— start of Supplied records —

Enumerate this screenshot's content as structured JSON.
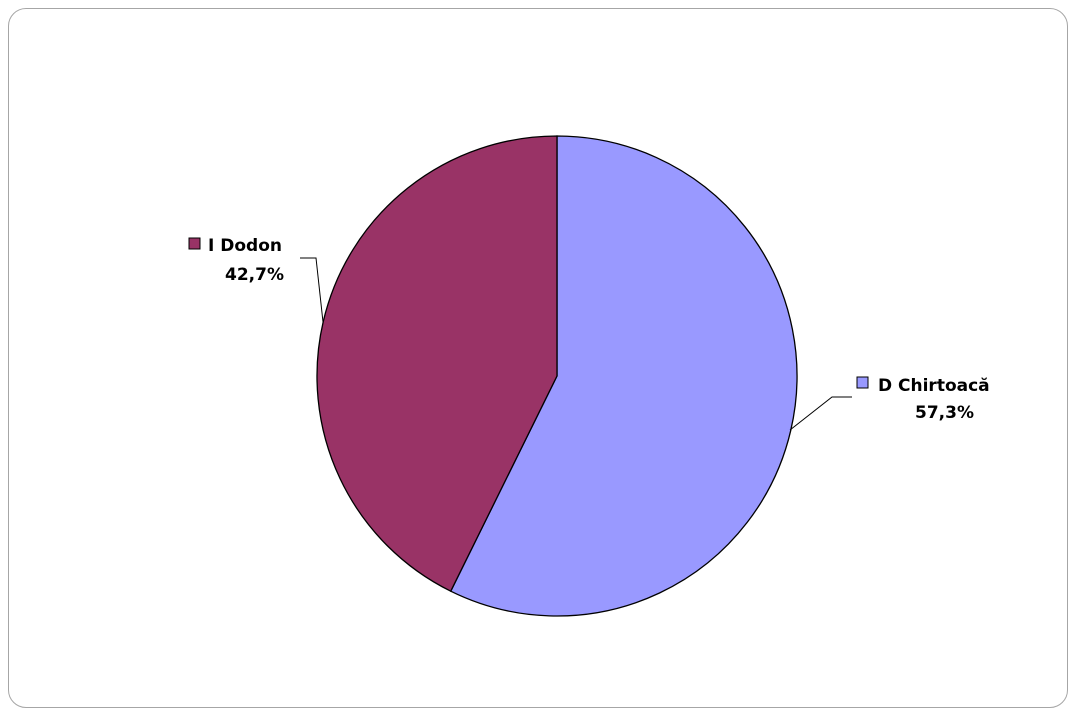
{
  "chart_data": {
    "type": "pie",
    "title": "",
    "slices": [
      {
        "label": "D Chirtoacă",
        "value": 57.3,
        "value_label": "57,3%",
        "color": "#9999ff"
      },
      {
        "label": "I Dodon",
        "value": 42.7,
        "value_label": "42,7%",
        "color": "#993366"
      }
    ],
    "start": "12 o'clock",
    "direction": "clockwise",
    "legend": "none",
    "data_labels": "outside with leader lines and legend keys"
  }
}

— end of Supplied records —

• To do:
Isolate the lines above that contain the word "legend" and copy them.

• Complete response:
    "legend": "none",
    "data_labels": "outside with leader lines and legend keys"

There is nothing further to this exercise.